» GIVEN RECORDS:
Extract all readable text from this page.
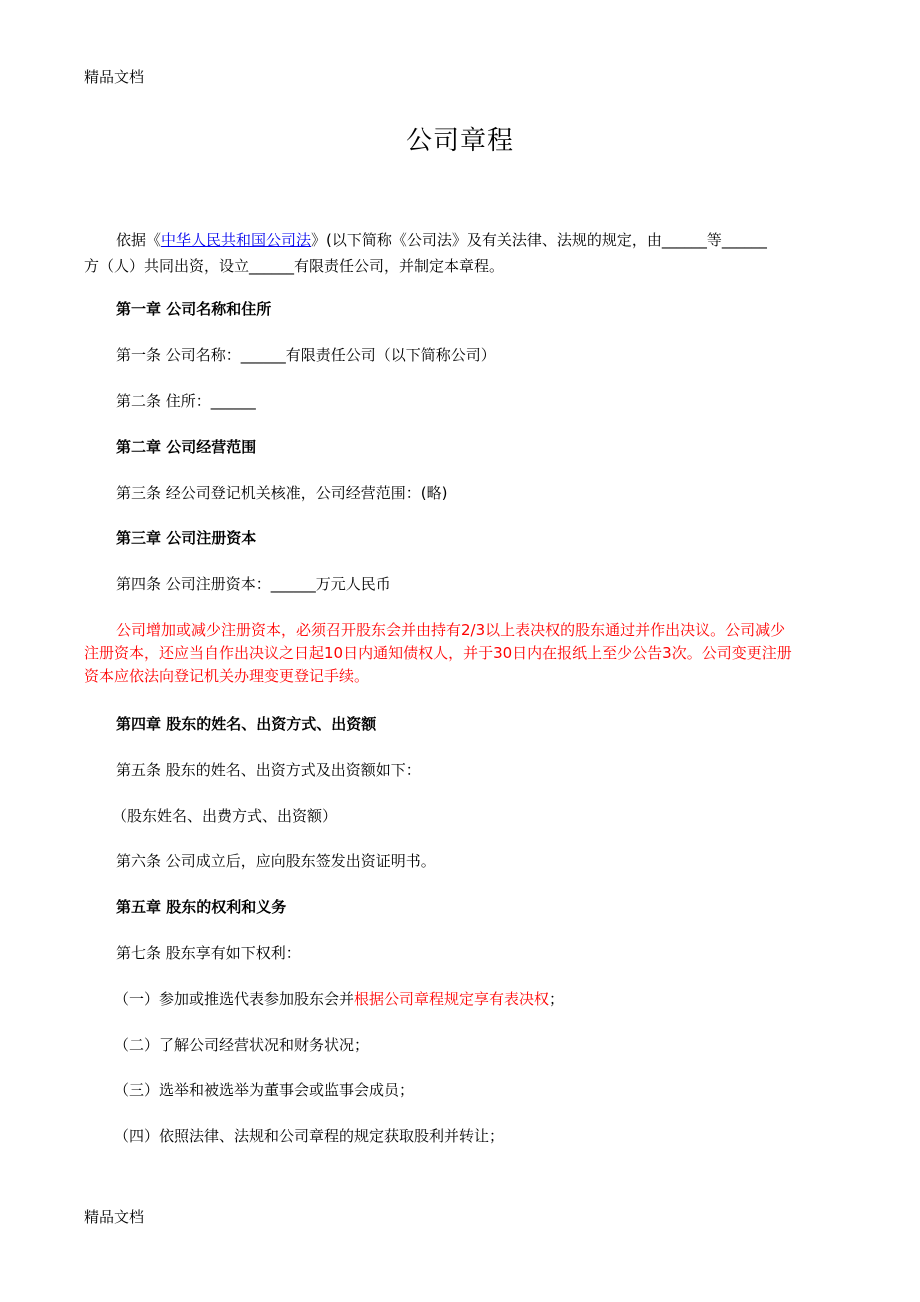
精品文档
公司章程
依据《中华人民共和国公司法》(以下简称《公司法》及有关法律、法规的规定，由______等______
方（人）共同出资，设立______有限责任公司，并制定本章程。
第一章 公司名称和住所
第一条 公司名称：______有限责任公司（以下简称公司）
第二条 住所：______
第二章 公司经营范围
第三条 经公司登记机关核准，公司经营范围：(略)
第三章 公司注册资本
第四条 公司注册资本：______万元人民币
公司增加或减少注册资本，必须召开股东会并由持有2/3以上表决权的股东通过并作出决议。公司减少
注册资本，还应当自作出决议之日起10日内通知债权人，并于30日内在报纸上至少公告3次。公司变更注册
资本应依法向登记机关办理变更登记手续。
第四章 股东的姓名、出资方式、出资额
第五条 股东的姓名、出资方式及出资额如下：
（股东姓名、出费方式、出资额）
第六条 公司成立后，应向股东签发出资证明书。
第五章 股东的权利和义务
第七条 股东享有如下权利：
（一）参加或推选代表参加股东会并根据公司章程规定享有表决权；
（二）了解公司经营状况和财务状况；
（三）选举和被选举为董事会或监事会成员；
（四）依照法律、法规和公司章程的规定获取股利并转让；
精品文档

» SET PROBLEM:
Go through the entries above and output them exactly, without pictures.

» SOLUTION:
Extract all readable text from this page.
精品文档
公司章程
依据《中华人民共和国公司法》(以下简称《公司法》及有关法律、法规的规定，由______等______
方（人）共同出资，设立______有限责任公司，并制定本章程。
第一章 公司名称和住所
第一条 公司名称：______有限责任公司（以下简称公司）
第二条 住所：______
第二章 公司经营范围
第三条 经公司登记机关核准，公司经营范围：(略)
第三章 公司注册资本
第四条 公司注册资本：______万元人民币
公司增加或减少注册资本，必须召开股东会并由持有2/3以上表决权的股东通过并作出决议。公司减少
注册资本，还应当自作出决议之日起10日内通知债权人，并于30日内在报纸上至少公告3次。公司变更注册
资本应依法向登记机关办理变更登记手续。
第四章 股东的姓名、出资方式、出资额
第五条 股东的姓名、出资方式及出资额如下：
（股东姓名、出费方式、出资额）
第六条 公司成立后，应向股东签发出资证明书。
第五章 股东的权利和义务
第七条 股东享有如下权利：
（一）参加或推选代表参加股东会并根据公司章程规定享有表决权；
（二）了解公司经营状况和财务状况；
（三）选举和被选举为董事会或监事会成员；
（四）依照法律、法规和公司章程的规定获取股利并转让；
精品文档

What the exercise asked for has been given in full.